- Data for processing
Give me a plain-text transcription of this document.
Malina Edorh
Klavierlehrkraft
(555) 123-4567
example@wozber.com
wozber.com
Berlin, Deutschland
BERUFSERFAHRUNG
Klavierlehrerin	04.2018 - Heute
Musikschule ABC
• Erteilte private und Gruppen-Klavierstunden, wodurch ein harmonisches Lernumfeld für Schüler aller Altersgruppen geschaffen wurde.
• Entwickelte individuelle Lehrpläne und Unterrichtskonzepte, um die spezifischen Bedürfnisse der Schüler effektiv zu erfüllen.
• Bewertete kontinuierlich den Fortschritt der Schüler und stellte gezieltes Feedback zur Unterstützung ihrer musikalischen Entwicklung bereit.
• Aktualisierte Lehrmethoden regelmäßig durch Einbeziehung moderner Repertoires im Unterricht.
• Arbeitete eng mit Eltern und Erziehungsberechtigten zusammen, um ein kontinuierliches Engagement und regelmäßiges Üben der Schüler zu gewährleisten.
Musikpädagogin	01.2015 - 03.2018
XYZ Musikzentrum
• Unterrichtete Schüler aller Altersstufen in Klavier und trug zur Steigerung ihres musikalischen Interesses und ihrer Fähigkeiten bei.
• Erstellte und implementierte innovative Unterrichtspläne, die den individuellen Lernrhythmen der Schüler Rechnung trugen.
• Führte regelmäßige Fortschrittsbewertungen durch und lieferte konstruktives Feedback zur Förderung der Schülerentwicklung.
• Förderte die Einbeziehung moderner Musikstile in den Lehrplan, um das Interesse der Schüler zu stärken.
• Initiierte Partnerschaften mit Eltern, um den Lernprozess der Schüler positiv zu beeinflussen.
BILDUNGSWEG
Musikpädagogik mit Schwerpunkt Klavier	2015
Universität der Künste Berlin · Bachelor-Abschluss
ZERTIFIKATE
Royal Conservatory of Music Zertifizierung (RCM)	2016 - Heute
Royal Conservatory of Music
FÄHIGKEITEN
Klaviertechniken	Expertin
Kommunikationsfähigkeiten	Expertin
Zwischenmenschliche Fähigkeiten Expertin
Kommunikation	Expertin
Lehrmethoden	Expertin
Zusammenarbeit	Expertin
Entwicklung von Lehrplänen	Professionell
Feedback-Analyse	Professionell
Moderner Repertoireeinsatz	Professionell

- Written request
Determine the number of lines in the data that contain "Music" as a word or string, and state only that number.

- Reply to the task
2